MATERIAL FOR THE TASK -
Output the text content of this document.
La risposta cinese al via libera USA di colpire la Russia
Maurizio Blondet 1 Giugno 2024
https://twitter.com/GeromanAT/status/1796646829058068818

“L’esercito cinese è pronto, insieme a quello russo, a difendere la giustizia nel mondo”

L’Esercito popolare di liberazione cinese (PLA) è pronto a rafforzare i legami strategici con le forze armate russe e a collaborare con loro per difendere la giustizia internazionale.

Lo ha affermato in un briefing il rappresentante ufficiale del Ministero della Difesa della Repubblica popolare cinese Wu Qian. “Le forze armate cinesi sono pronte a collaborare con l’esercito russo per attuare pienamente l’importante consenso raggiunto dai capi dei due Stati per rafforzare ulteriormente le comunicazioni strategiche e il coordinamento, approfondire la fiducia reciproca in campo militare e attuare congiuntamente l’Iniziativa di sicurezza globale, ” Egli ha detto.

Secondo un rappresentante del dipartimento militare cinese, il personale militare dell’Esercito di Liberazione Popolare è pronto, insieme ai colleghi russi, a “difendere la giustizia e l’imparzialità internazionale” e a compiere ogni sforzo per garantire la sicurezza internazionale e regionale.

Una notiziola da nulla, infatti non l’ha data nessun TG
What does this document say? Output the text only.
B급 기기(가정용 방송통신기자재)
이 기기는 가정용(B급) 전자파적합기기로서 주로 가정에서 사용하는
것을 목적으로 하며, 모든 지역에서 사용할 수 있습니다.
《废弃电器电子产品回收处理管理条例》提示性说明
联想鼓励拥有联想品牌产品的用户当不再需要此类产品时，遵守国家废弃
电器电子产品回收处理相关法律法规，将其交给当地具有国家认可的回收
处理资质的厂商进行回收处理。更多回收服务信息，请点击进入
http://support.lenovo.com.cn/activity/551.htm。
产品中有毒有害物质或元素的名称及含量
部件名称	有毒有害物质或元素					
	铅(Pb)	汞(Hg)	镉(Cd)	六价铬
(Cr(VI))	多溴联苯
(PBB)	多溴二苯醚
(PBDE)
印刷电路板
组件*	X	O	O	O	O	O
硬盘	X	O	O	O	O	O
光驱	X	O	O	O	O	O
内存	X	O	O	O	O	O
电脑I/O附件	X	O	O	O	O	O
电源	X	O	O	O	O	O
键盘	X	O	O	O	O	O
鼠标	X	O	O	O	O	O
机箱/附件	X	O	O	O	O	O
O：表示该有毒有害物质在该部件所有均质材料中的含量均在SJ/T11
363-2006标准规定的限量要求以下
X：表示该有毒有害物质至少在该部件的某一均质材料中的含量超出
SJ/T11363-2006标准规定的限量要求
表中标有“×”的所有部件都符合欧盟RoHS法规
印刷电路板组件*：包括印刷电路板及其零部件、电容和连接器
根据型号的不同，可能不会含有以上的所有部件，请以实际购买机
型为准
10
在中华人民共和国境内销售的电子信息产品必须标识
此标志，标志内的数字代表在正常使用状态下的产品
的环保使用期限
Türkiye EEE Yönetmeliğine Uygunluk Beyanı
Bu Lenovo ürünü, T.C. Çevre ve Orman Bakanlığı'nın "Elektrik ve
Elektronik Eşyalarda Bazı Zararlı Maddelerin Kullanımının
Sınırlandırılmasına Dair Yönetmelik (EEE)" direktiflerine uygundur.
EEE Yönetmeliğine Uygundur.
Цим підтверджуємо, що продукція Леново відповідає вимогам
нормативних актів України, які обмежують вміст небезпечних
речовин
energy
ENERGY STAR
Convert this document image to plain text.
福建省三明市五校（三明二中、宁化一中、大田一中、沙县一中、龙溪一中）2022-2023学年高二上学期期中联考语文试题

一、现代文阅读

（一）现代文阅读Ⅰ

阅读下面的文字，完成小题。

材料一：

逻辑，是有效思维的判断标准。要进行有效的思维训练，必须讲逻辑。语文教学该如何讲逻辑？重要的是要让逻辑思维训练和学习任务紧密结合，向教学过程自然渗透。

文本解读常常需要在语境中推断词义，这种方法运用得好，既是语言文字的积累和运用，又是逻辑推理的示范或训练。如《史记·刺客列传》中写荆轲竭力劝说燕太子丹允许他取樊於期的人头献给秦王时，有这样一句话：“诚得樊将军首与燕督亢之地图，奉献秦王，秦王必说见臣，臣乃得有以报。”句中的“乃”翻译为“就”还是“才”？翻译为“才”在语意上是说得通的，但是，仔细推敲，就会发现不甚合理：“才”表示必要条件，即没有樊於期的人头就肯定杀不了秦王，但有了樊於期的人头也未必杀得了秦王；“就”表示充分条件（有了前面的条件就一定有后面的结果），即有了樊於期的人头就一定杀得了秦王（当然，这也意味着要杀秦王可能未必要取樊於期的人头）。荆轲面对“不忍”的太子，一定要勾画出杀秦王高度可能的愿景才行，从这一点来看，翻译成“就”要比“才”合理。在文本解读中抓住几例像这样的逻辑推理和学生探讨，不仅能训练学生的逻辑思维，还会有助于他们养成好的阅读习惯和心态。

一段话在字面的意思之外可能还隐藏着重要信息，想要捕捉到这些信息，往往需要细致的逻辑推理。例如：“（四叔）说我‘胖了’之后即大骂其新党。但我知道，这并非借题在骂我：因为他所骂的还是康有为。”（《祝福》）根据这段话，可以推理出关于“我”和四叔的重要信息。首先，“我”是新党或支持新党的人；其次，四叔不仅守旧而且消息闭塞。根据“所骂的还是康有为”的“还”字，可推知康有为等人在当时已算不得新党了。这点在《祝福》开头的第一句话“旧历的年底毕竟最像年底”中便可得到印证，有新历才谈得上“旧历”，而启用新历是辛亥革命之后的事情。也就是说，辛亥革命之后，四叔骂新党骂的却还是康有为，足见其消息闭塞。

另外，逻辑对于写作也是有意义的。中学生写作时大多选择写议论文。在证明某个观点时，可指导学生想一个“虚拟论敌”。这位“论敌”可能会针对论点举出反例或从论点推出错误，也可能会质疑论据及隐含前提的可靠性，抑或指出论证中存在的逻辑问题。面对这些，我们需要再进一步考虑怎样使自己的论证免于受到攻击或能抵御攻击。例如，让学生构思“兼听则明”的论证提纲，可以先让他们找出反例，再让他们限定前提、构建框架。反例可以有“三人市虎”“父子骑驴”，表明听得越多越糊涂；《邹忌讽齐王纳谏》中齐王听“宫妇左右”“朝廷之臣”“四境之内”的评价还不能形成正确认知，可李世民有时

WHAT IS BEING ASKED - Among the lines above, count those containing the word "forze" and give nothing but the result.

COMPLETED EXERCISE - 2